What needs to be done:
Give back the entries from the line that contains "203, 263, 249]" through the line that contains "228, 320, 239]", switching "day-date" to "tab-date" and leaving everything else unchanged.
• • • • •
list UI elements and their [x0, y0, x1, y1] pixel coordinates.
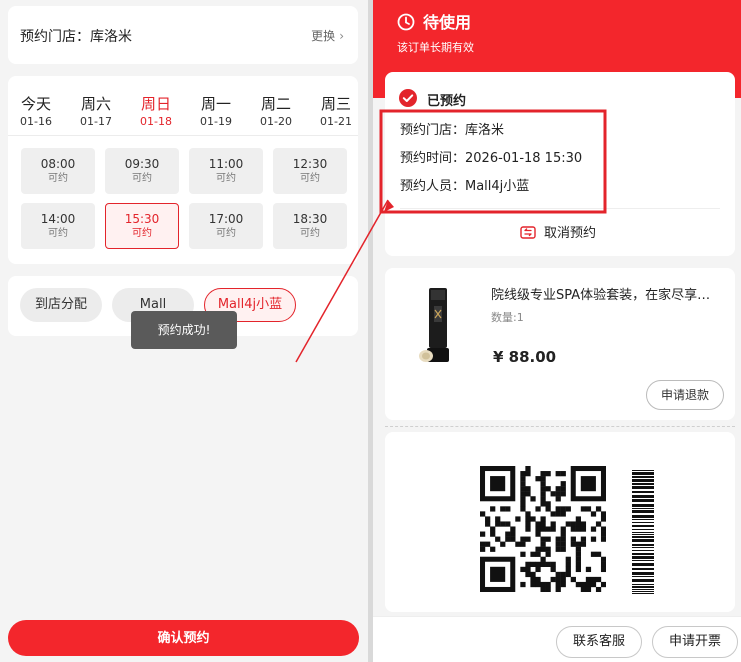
time-slot[interactable]: 17:00 可约	[189, 203, 263, 249]
appointment-status: 已预约	[427, 94, 467, 109]
day-date: 01-17	[80, 115, 112, 128]
time-slot[interactable]: 08:00 可约	[21, 148, 95, 194]
day-date: 01-16	[20, 115, 52, 128]
appointment-booking-panel: 预约门店：库洛米 更换 › 今天 01-16 周六 01-17 周日 01-18 …	[0, 0, 368, 662]
day-date: 01-19	[200, 115, 232, 128]
contact-service-button[interactable]: 联系客服	[556, 626, 642, 658]
time-slot[interactable]: 09:30 可约	[105, 148, 179, 194]
slot-time: 08:00	[40, 157, 76, 171]
slot-time: 09:30	[124, 157, 160, 171]
product-price: ¥ 88.00	[493, 348, 557, 366]
appointment-store: 预约门店：库洛米	[400, 123, 505, 138]
day-date: 01-18	[140, 115, 172, 128]
day-tab-0[interactable]: 今天 01-16	[11, 94, 61, 130]
qr-code-icon	[480, 466, 606, 592]
slot-state: 可约	[132, 173, 152, 184]
day-tabs: 今天 01-16 周六 01-17 周日 01-18 周一 01-19 周二 0…	[8, 76, 358, 151]
day-tab-3[interactable]: 周一 01-19	[191, 94, 241, 130]
day-date: 01-21	[320, 115, 352, 128]
slot-state: 可约	[300, 228, 320, 239]
store-card: 预约门店：库洛米 更换 ›	[8, 6, 358, 64]
slot-time: 14:00	[40, 212, 76, 226]
barcode-icon	[632, 470, 654, 594]
cancel-icon	[520, 225, 536, 239]
change-store-button[interactable]: 更换 ›	[311, 27, 344, 44]
day-date: 01-20	[260, 115, 292, 128]
order-status-title: 待使用	[423, 13, 472, 32]
slot-state: 可约	[132, 228, 152, 239]
order-detail-panel: 待使用 该订单长期有效 已预约 预约门店：库洛米 预约时间：2026-01-18…	[373, 0, 741, 662]
slot-state: 可约	[216, 173, 236, 184]
product-image	[419, 288, 449, 362]
slot-state: 可约	[48, 228, 68, 239]
slot-state: 可约	[48, 173, 68, 184]
date-time-card: 今天 01-16 周六 01-17 周日 01-18 周一 01-19 周二 0…	[8, 76, 358, 264]
day-tab-4[interactable]: 周二 01-20	[251, 94, 301, 130]
time-slot-selected[interactable]: 15:30 可约	[105, 203, 179, 249]
bottom-action-bar: 联系客服 申请开票	[373, 616, 741, 662]
order-status-subtitle: 该订单长期有效	[397, 41, 474, 54]
product-card: 院线级专业SPA体验套装，在家尽享五星级呵护 数量:1 ¥ 88.00 申请退款	[385, 268, 735, 420]
product-name[interactable]: 院线级专业SPA体验套装，在家尽享五星级呵护	[491, 284, 721, 303]
slot-time: 17:00	[208, 212, 244, 226]
cancel-appointment-button[interactable]: 取消预约	[520, 222, 596, 241]
time-slot[interactable]: 11:00 可约	[189, 148, 263, 194]
slot-state: 可约	[216, 228, 236, 239]
store-label: 预约门店：库洛米	[20, 29, 132, 45]
day-name: 周三	[320, 95, 351, 113]
time-slot[interactable]: 14:00 可约	[21, 203, 95, 249]
voucher-code-card	[385, 432, 735, 612]
slot-time: 18:30	[292, 212, 328, 226]
product-quantity: 数量:1	[491, 311, 524, 324]
day-tab-2[interactable]: 周日 01-18	[131, 94, 181, 151]
check-circle-icon	[399, 89, 417, 107]
slot-time: 12:30	[292, 157, 328, 171]
appointment-card: 已预约 预约门店：库洛米 预约时间：2026-01-18 15:30 预约人员：…	[385, 72, 735, 256]
day-name: 周一	[200, 95, 231, 113]
divider	[385, 426, 735, 427]
time-slot[interactable]: 18:30 可约	[273, 203, 347, 249]
request-invoice-button[interactable]: 申请开票	[652, 626, 738, 658]
cancel-appointment-label: 取消预约	[544, 226, 597, 241]
refund-button[interactable]: 申请退款	[646, 380, 724, 410]
divider	[8, 135, 358, 136]
success-toast: 预约成功!	[131, 311, 237, 349]
clock-icon	[397, 13, 415, 31]
staff-chip-auto[interactable]: 到店分配	[20, 288, 102, 322]
slot-state: 可约	[300, 173, 320, 184]
confirm-booking-button[interactable]: 确认预约	[8, 620, 359, 656]
time-slot[interactable]: 12:30 可约	[273, 148, 347, 194]
day-name: 周日	[140, 95, 171, 113]
appointment-time: 预约时间：2026-01-18 15:30	[400, 151, 583, 166]
appointment-person: 预约人员：Mall4j小蓝	[400, 179, 530, 194]
divider	[400, 208, 720, 209]
day-name: 周二	[260, 95, 291, 113]
change-store-label: 更换	[311, 29, 336, 43]
day-name: 今天	[20, 95, 51, 113]
chevron-right-icon: ›	[339, 29, 344, 43]
slot-time: 15:30	[124, 212, 160, 226]
day-name: 周六	[80, 95, 111, 113]
day-tab-1[interactable]: 周六 01-17	[71, 94, 121, 130]
slot-time: 11:00	[208, 157, 244, 171]
day-tab-5[interactable]: 周三 01-21	[311, 94, 358, 130]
• • • • •
Solution to this task:
time-slot[interactable]: 17:00 可约	[189, 203, 263, 249]
appointment-status: 已预约	[427, 94, 467, 109]
tab-date: 01-17	[80, 115, 112, 128]
time-slot[interactable]: 08:00 可约	[21, 148, 95, 194]
tab-date: 01-16	[20, 115, 52, 128]
appointment-booking-panel: 预约门店：库洛米 更换 › 今天 01-16 周六 01-17 周日 01-18 …	[0, 0, 368, 662]
tab-date: 01-19	[200, 115, 232, 128]
contact-service-button[interactable]: 联系客服	[556, 626, 642, 658]
time-slot[interactable]: 09:30 可约	[105, 148, 179, 194]
slot-time: 08:00	[40, 157, 76, 171]
slot-time: 09:30	[124, 157, 160, 171]
product-price: ¥ 88.00	[493, 348, 557, 366]
appointment-store: 预约门店：库洛米	[400, 123, 505, 138]
tab-date: 01-18	[140, 115, 172, 128]
day-tab-0[interactable]: 今天 01-16	[11, 94, 61, 130]
qr-code-icon	[480, 466, 606, 592]
slot-state: 可约	[132, 173, 152, 184]
day-tabs: 今天 01-16 周六 01-17 周日 01-18 周一 01-19 周二 0…	[8, 76, 358, 151]
day-tab-3[interactable]: 周一 01-19	[191, 94, 241, 130]
tab-date: 01-21	[320, 115, 352, 128]
slot-state: 可约	[300, 228, 320, 239]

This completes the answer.